**Trecho da página**:
────────────────────────────────────────
As ideias firmadas no presente devem ser vistas como continuidade daquelas desenvolvidas em Entre a Legalidade e Igualdade Tributária: O Lado Oculto[1]. No presente, em vez de me apegar mais a uma crítica epistêmica, tentarei traçar diretrizes e respostas que penso serem mais adequadas, utilizando-se, no caso, de um exemplo prático, a fim de desmistificar a forma enraizada de como a Igualdade vem sendo generalizadamente (mal)tratada.

A Lei Federal nº 8.387/1991 criou a Área de Livre Comércio de Macapá-AP e Santana-AP, com a finalidade de integrá-las ao resto do país e, assim, representar um instrumento de promoção do desenvolvimento da região e redução das desigualdades sociais, nos termos do mandamento constitucional do artigo 40 do ADCT[2]. Assim sendo, é condição prévia compreender como uma Área de Livre Comércio seria (é) uma ferramenta para desenvolvimento da região, interpretando-a em harmonia com o Direito, à luz do melhor ajuste institucional possível[3].

Sua própria Lei Instituidora (nº 8.387/1991) nos serve de guia, quando dispõe como finalidade promover o desenvolvimento das regiões fronteiriças do Estado do Amapá e de incrementar as relações bilaterais com os países vizinhos, segundo a política de integração latino-americana. Nesse sentido, respeitando a própria natureza de uma área de livre comércio, dessume-se que a promoção ao desenvolvimento da região se dará mediante a sua integração aos países vizinhos e demais estados do país. A contrario sensu, não dispõe (nem poderia) sobre a forma de como se dariam o incremento das relações internas entre as próprias sociedades empresárias da região. Sob a ótica tributária, isso implica que a Área de Livre Comércio não é uma área-de-comércio-livre-de-tributos de quaisquer espécies. Daí que, sendo coerente, qualquer desoneração fiscal só faz sentido se for vocacionada a atender à finalidade de uma área de livre comércio.
────────────────────────────────────────
**Dados do exercício**:
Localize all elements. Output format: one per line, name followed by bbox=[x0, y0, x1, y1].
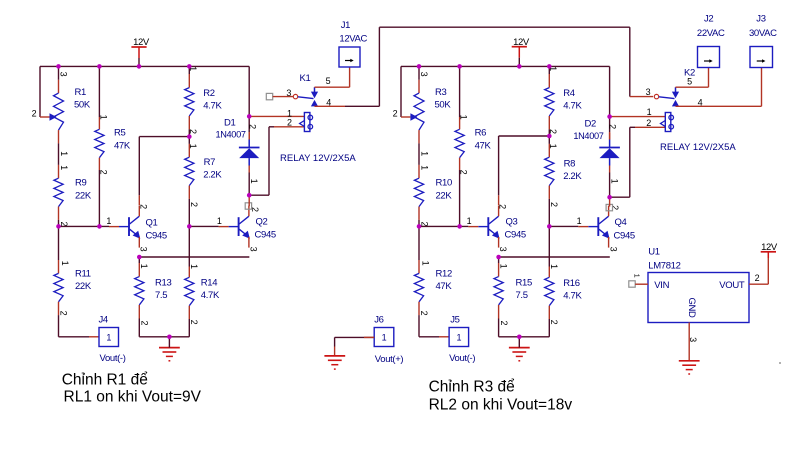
svg-text:J4: J4 bbox=[99, 314, 108, 325]
svg-text:LM7812: LM7812 bbox=[648, 260, 680, 271]
svg-text:1: 1 bbox=[139, 264, 149, 269]
svg-text:5: 5 bbox=[687, 77, 692, 87]
svg-text:2: 2 bbox=[189, 320, 199, 325]
svg-text:R14: R14 bbox=[201, 277, 217, 288]
svg-text:1: 1 bbox=[609, 179, 619, 184]
svg-text:2: 2 bbox=[646, 118, 651, 128]
svg-text:3: 3 bbox=[139, 247, 149, 252]
svg-text:2: 2 bbox=[498, 204, 508, 209]
svg-text:R1: R1 bbox=[75, 87, 87, 98]
svg-text:1: 1 bbox=[420, 261, 430, 266]
svg-text:1: 1 bbox=[467, 216, 472, 226]
svg-text:2: 2 bbox=[548, 129, 558, 134]
svg-text:R8: R8 bbox=[564, 158, 576, 169]
svg-text:2: 2 bbox=[189, 202, 199, 207]
svg-text:D2: D2 bbox=[585, 119, 597, 130]
svg-text:VOUT: VOUT bbox=[719, 280, 745, 291]
svg-text:1: 1 bbox=[217, 216, 222, 226]
svg-text:1: 1 bbox=[382, 332, 387, 342]
svg-text:1: 1 bbox=[188, 144, 198, 149]
svg-text:2.2K: 2.2K bbox=[563, 171, 582, 182]
svg-text:Q2: Q2 bbox=[256, 216, 268, 227]
svg-text:4.7K: 4.7K bbox=[563, 290, 582, 301]
svg-text:22VAC: 22VAC bbox=[697, 28, 725, 39]
svg-text:1: 1 bbox=[549, 264, 559, 269]
svg-text:3: 3 bbox=[249, 247, 259, 252]
svg-text:1: 1 bbox=[548, 144, 558, 149]
svg-text:Vout(+): Vout(+) bbox=[375, 354, 404, 365]
svg-text:D1: D1 bbox=[224, 117, 236, 128]
svg-text:1: 1 bbox=[106, 332, 111, 342]
svg-text:1: 1 bbox=[249, 179, 259, 184]
svg-text:1: 1 bbox=[419, 151, 429, 156]
svg-text:1N4007: 1N4007 bbox=[573, 131, 603, 141]
svg-text:2: 2 bbox=[247, 124, 257, 129]
svg-text:R6: R6 bbox=[475, 128, 487, 139]
svg-text:2: 2 bbox=[287, 118, 292, 128]
svg-text:Vout(-): Vout(-) bbox=[449, 353, 475, 364]
svg-text:1: 1 bbox=[189, 264, 199, 269]
svg-text:5: 5 bbox=[326, 76, 331, 86]
svg-text:22K: 22K bbox=[75, 281, 92, 292]
svg-text:C945: C945 bbox=[255, 230, 276, 241]
svg-text:4.7K: 4.7K bbox=[203, 100, 222, 111]
svg-text:1: 1 bbox=[647, 107, 652, 117]
svg-text:R10: R10 bbox=[436, 178, 452, 189]
svg-text:1N4007: 1N4007 bbox=[216, 130, 246, 140]
svg-text:7.5: 7.5 bbox=[155, 290, 167, 301]
svg-text:2: 2 bbox=[459, 170, 469, 175]
svg-text:R5: R5 bbox=[114, 128, 126, 139]
svg-text:RELAY 12V/2X5A: RELAY 12V/2X5A bbox=[660, 142, 736, 153]
svg-text:2: 2 bbox=[608, 124, 618, 129]
svg-text:47K: 47K bbox=[436, 281, 453, 292]
svg-text:RELAY 12V/2X5A: RELAY 12V/2X5A bbox=[280, 153, 356, 164]
svg-text:50K: 50K bbox=[74, 100, 91, 111]
svg-text:2: 2 bbox=[393, 109, 398, 119]
svg-text:R11: R11 bbox=[75, 268, 91, 279]
svg-text:47K: 47K bbox=[475, 140, 492, 151]
svg-text:Q1: Q1 bbox=[146, 217, 158, 228]
svg-text:Q4: Q4 bbox=[615, 217, 627, 228]
svg-text:RL1 on khi Vout=9V: RL1 on khi Vout=9V bbox=[64, 389, 202, 406]
svg-text:R7: R7 bbox=[204, 157, 216, 168]
svg-text:R3: R3 bbox=[435, 87, 447, 98]
svg-text:U1: U1 bbox=[648, 246, 660, 257]
svg-text:3: 3 bbox=[59, 72, 69, 77]
svg-text:2: 2 bbox=[755, 273, 760, 283]
svg-text:2: 2 bbox=[419, 311, 429, 316]
svg-text:2.2K: 2.2K bbox=[203, 169, 222, 180]
svg-text:2: 2 bbox=[610, 205, 620, 210]
svg-text:1: 1 bbox=[498, 264, 508, 269]
svg-text:2: 2 bbox=[32, 109, 37, 119]
svg-text:RL2 on khi Vout=18v: RL2 on khi Vout=18v bbox=[429, 396, 573, 413]
svg-text:R12: R12 bbox=[436, 268, 452, 279]
svg-text:2: 2 bbox=[98, 170, 108, 175]
svg-text:1: 1 bbox=[577, 216, 582, 226]
svg-text:J5: J5 bbox=[450, 314, 459, 325]
svg-text:3: 3 bbox=[646, 87, 651, 97]
svg-text:C945: C945 bbox=[614, 230, 635, 241]
svg-text:R2: R2 bbox=[203, 88, 215, 99]
svg-text:1: 1 bbox=[98, 115, 108, 120]
svg-text:2: 2 bbox=[138, 204, 148, 209]
svg-text:3: 3 bbox=[688, 337, 698, 342]
svg-text:Vout(-): Vout(-) bbox=[100, 353, 126, 364]
svg-text:R4: R4 bbox=[563, 88, 575, 99]
svg-text:Chỉnh R3 để: Chỉnh R3 để bbox=[429, 379, 515, 396]
svg-text:1: 1 bbox=[459, 115, 469, 120]
svg-text:J2: J2 bbox=[704, 13, 713, 24]
svg-text:1: 1 bbox=[106, 216, 111, 226]
svg-text:J6: J6 bbox=[374, 314, 383, 325]
svg-text:C945: C945 bbox=[146, 230, 167, 241]
svg-text:50K: 50K bbox=[435, 100, 452, 111]
svg-text:4.7K: 4.7K bbox=[201, 290, 220, 301]
svg-text:3: 3 bbox=[498, 247, 508, 252]
svg-text:J3: J3 bbox=[756, 13, 765, 24]
svg-text:22K: 22K bbox=[75, 190, 92, 201]
svg-text:Q3: Q3 bbox=[506, 216, 518, 227]
svg-text:2: 2 bbox=[549, 202, 559, 207]
svg-text:Chỉnh R1 để: Chỉnh R1 để bbox=[62, 371, 148, 388]
svg-text:1: 1 bbox=[457, 332, 462, 342]
svg-text:4.7K: 4.7K bbox=[563, 100, 582, 111]
svg-text:12VAC: 12VAC bbox=[339, 34, 367, 45]
svg-text:J1: J1 bbox=[341, 20, 350, 31]
svg-text:1: 1 bbox=[419, 165, 429, 170]
svg-text:2: 2 bbox=[499, 320, 509, 325]
svg-text:2: 2 bbox=[140, 320, 150, 325]
svg-text:1: 1 bbox=[60, 261, 70, 266]
svg-text:R15: R15 bbox=[516, 277, 532, 288]
svg-text:3: 3 bbox=[608, 247, 618, 252]
svg-text:2: 2 bbox=[188, 129, 198, 134]
svg-text:1: 1 bbox=[59, 165, 69, 170]
svg-text:GND: GND bbox=[686, 297, 697, 318]
svg-text:C945: C945 bbox=[505, 230, 526, 241]
svg-text:47K: 47K bbox=[114, 140, 131, 151]
svg-text:1: 1 bbox=[632, 274, 641, 278]
svg-text:3: 3 bbox=[419, 72, 429, 77]
svg-text:K1: K1 bbox=[300, 73, 311, 84]
svg-text:R13: R13 bbox=[155, 277, 171, 288]
svg-text:VIN: VIN bbox=[654, 280, 669, 291]
svg-text:2: 2 bbox=[58, 311, 68, 316]
svg-text:1: 1 bbox=[59, 151, 69, 156]
svg-text:2: 2 bbox=[549, 320, 559, 325]
svg-text:22K: 22K bbox=[436, 190, 453, 201]
svg-text:7.5: 7.5 bbox=[516, 290, 528, 301]
svg-text:30VAC: 30VAC bbox=[749, 28, 777, 39]
svg-text:R16: R16 bbox=[563, 278, 579, 289]
svg-text:R9: R9 bbox=[75, 178, 87, 189]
────────────────────────────────────────
**Exercícios**:
1. Reproduza palavra por palavra a passagem do texto sobre a Área de Livre Comércio de Macapá e Santana que vai de "A Lei Federal" até "ajuste institucional possível[3].".
2. Cite fielmente, nos registros, o trecho que vai da linha que contém "svg-text:J4: J4 bbox=[99, 314, 108, 325]" até a linha que contém "svg-text:R14: R14 bbox=[201, 277, 217, 288]", com as duas incluídas.
O texto e os registros têm origens distintas.

**Problemas resolvidos**:
1.
A Lei Federal nº 8.387/1991 criou a Área de Livre Comércio de Macapá-AP e Santana-AP, com a finalidade de integrá-las ao resto do país e, assim, representar um instrumento de promoção do desenvolvimento da região e redução das desigualdades sociais, nos termos do mandamento constitucional do artigo 40 do ADCT[2]. Assim sendo, é condição prévia compreender como uma Área de Livre Comércio seria (é) uma ferramenta para desenvolvimento da região, interpretando-a em harmonia com o Direito, à luz do melhor ajuste institucional possível[3].

2.
svg-text:J4: J4 bbox=[99, 314, 108, 325]
svg-text:LM7812: LM7812 bbox=[648, 260, 680, 271]
svg-text:1: 1 bbox=[139, 264, 149, 269]
svg-text:5: 5 bbox=[687, 77, 692, 87]
svg-text:2: 2 bbox=[189, 320, 199, 325]
svg-text:R14: R14 bbox=[201, 277, 217, 288]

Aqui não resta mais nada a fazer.